Data excerpts:
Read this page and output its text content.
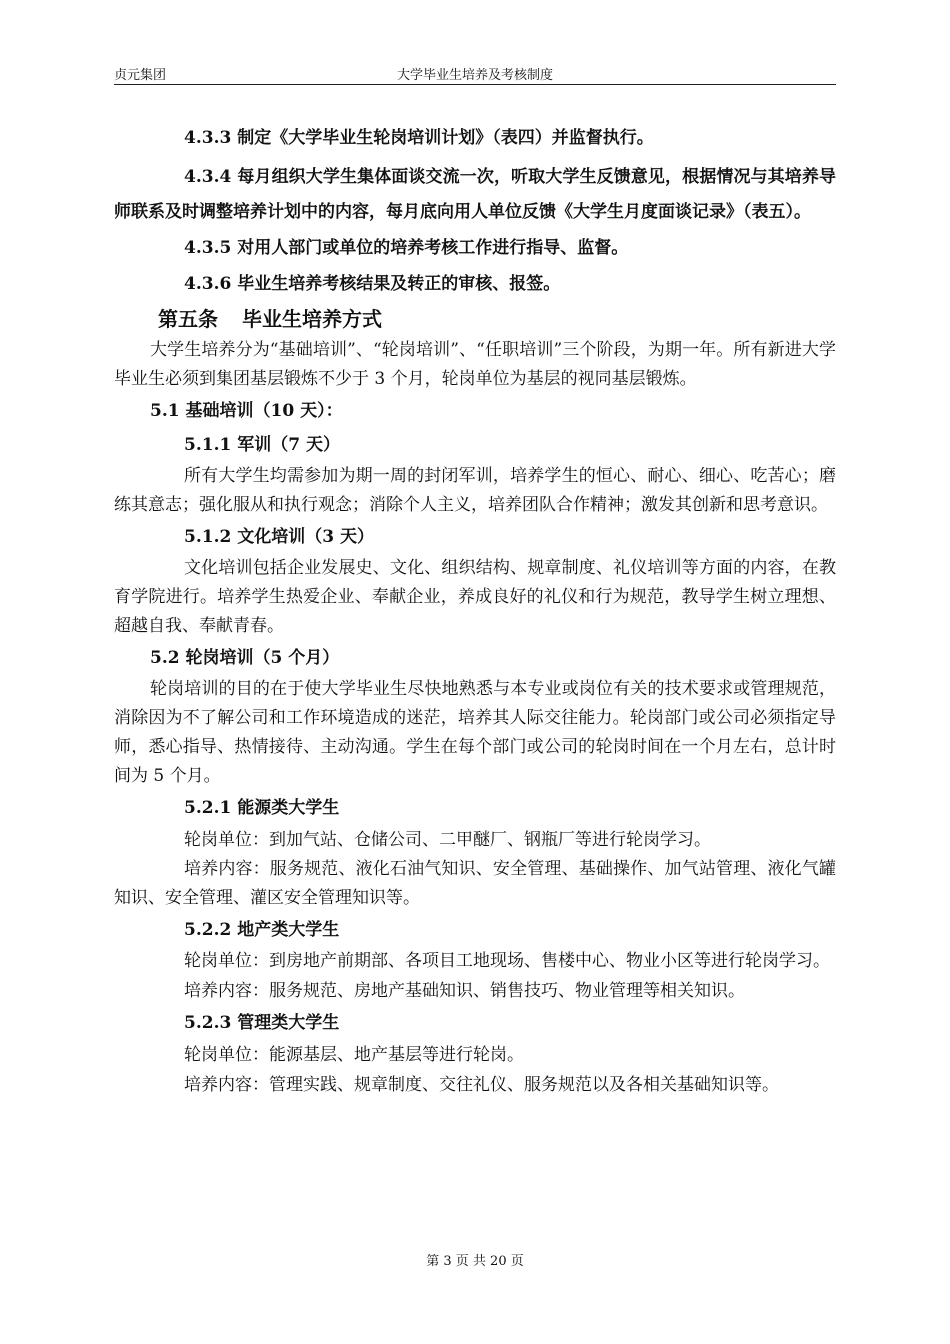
贞元集团	大学毕业生培养及考核制度

4.3.3 制定《大学毕业生轮岗培训计划》（表四）并监督执行。

4.3.4 每月组织大学生集体面谈交流一次，听取大学生反馈意见，根据情况与其培养导师联系及时调整培养计划中的内容，每月底向用人单位反馈《大学生月度面谈记录》（表五）。

4.3.5 对用人部门或单位的培养考核工作进行指导、监督。

4.3.6 毕业生培养考核结果及转正的审核、报签。

第五条 毕业生培养方式

大学生培养分为“基础培训”、“轮岗培训”、“任职培训”三个阶段，为期一年。所有新进大学毕业生必须到集团基层锻炼不少于 3 个月，轮岗单位为基层的视同基层锻炼。

5.1 基础培训（10 天）：

5.1.1 军训（7 天）

所有大学生均需参加为期一周的封闭军训，培养学生的恒心、耐心、细心、吃苦心；磨练其意志；强化服从和执行观念；消除个人主义，培养团队合作精神；激发其创新和思考意识。

5.1.2 文化培训（3 天）

文化培训包括企业发展史、文化、组织结构、规章制度、礼仪培训等方面的内容，在教育学院进行。培养学生热爱企业、奉献企业，养成良好的礼仪和行为规范，教导学生树立理想、超越自我、奉献青春。

5.2 轮岗培训（5 个月）

轮岗培训的目的在于使大学毕业生尽快地熟悉与本专业或岗位有关的技术要求或管理规范，消除因为不了解公司和工作环境造成的迷茫，培养其人际交往能力。轮岗部门或公司必须指定导师，悉心指导、热情接待、主动沟通。学生在每个部门或公司的轮岗时间在一个月左右，总计时间为 5 个月。

5.2.1 能源类大学生

轮岗单位：到加气站、仓储公司、二甲醚厂、钢瓶厂等进行轮岗学习。

培养内容：服务规范、液化石油气知识、安全管理、基础操作、加气站管理、液化气罐知识、安全管理、灌区安全管理知识等。

5.2.2 地产类大学生

轮岗单位：到房地产前期部、各项目工地现场、售楼中心、物业小区等进行轮岗学习。

培养内容：服务规范、房地产基础知识、销售技巧、物业管理等相关知识。

5.2.3 管理类大学生

轮岗单位：能源基层、地产基层等进行轮岗。

培养内容：管理实践、规章制度、交往礼仪、服务规范以及各相关基础知识等。

第 3 页 共 20 页
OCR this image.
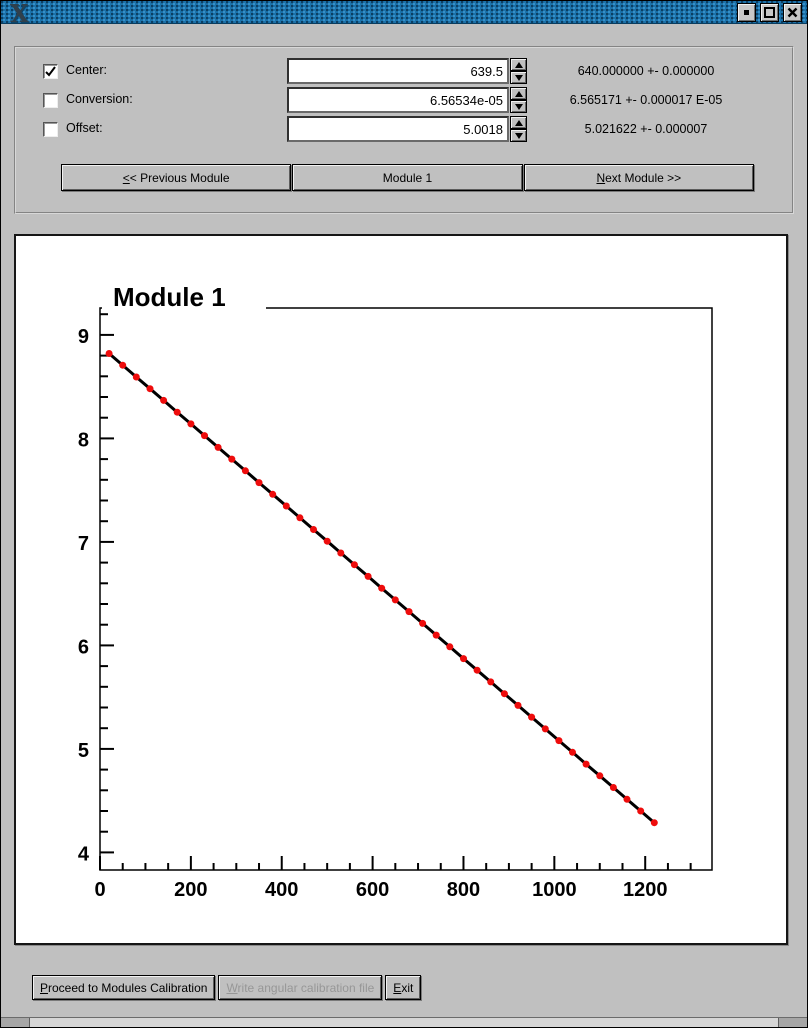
X
Center:
639.5	640.000000 +- 0.000000
Conversion:
6.56534e-05	6.565171 +- 0.000017 E-05
Offset:
5.0018	5.021622 +- 0.000007
<< Previous Module	Module 1	Next Module >>
0	200	400	600	800	1000 1200
4
5
6
7
8
9
Module 1
Proceed to Modules Calibration Write angular calibration file Exit
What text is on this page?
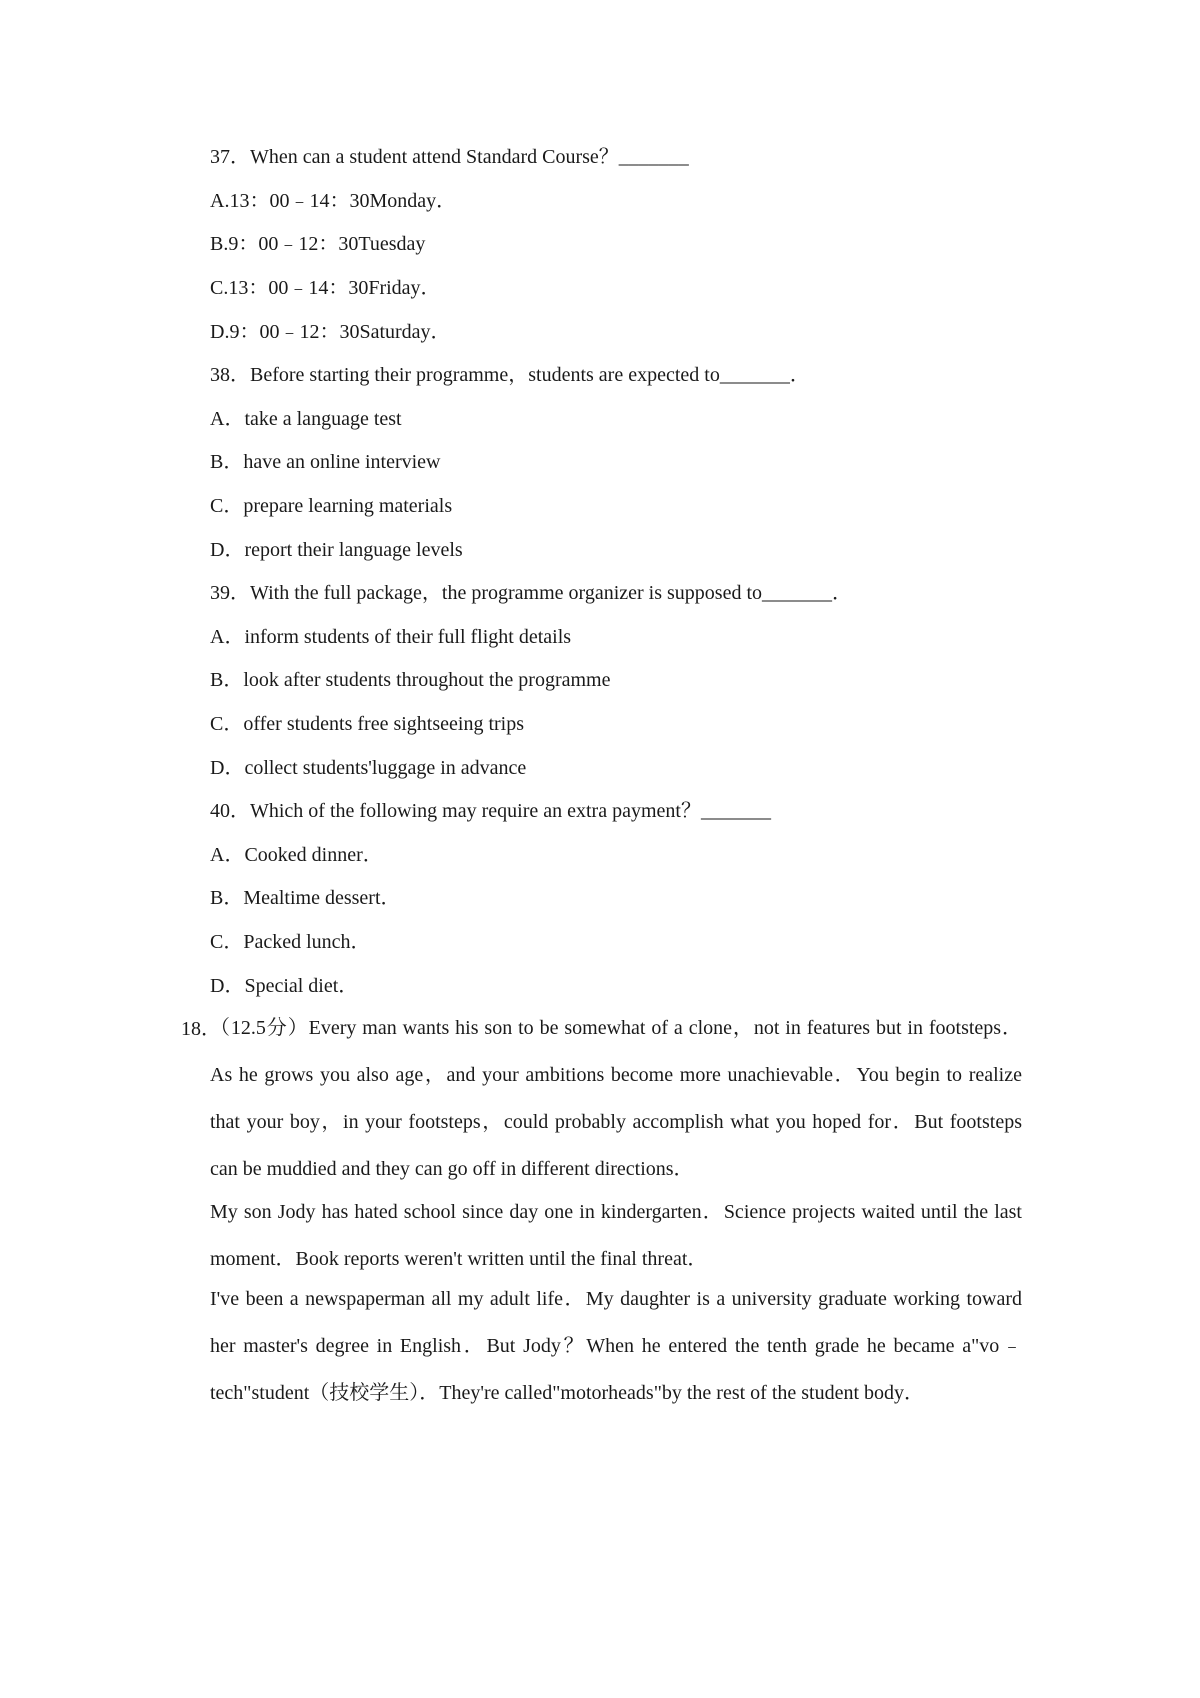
37．When can a student attend Standard Course？_______
A.13：00﹣14：30Monday．
B.9：00﹣12：30Tuesday
C.13：00﹣14：30Friday．
D.9：00﹣12：30Saturday．
38．Before starting their programme，students are expected to_______．
A．take a language test
B．have an online interview
C．prepare learning materials
D．report their language levels
39．With the full package，the programme organizer is supposed to_______．
A．inform students of their full flight details
B．look after students throughout the programme
C．offer students free sightseeing trips
D．collect students'luggage in advance
40．Which of the following may require an extra payment？_______
A．Cooked dinner．
B．Mealtime dessert．
C．Packed lunch．
D．Special diet．
18．
（12.5分）Every man wants his son to be somewhat of a clone，not in features but in footsteps．As he grows you also age，and your ambitions become more unachievable．You begin to realize that your boy，in your footsteps，could probably accomplish what you hoped for．But footsteps can be muddied and they can go off in different directions．
My son Jody has hated school since day one in kindergarten．Science projects waited until the last moment．Book reports weren't written until the final threat．
I've been a newspaperman all my adult life．My daughter is a university graduate working toward her master's degree in English．But Jody？When he entered the tenth grade he became a"vo﹣tech"student（技校学生）．They're called"motorheads"by the rest of the student body．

- **JOB**: From the records given above, copy all lines containing "培养内容".

- **TASK SOLUTION**:
培养内容：服务规范、液化石油气知识、安全管理、基础操作、加气站管理、液化气罐知识、安全管理、灌区安全管理知识等。
培养内容：服务规范、房地产基础知识、销售技巧、物业管理等相关知识。
培养内容：管理实践、规章制度、交往礼仪、服务规范以及各相关基础知识等。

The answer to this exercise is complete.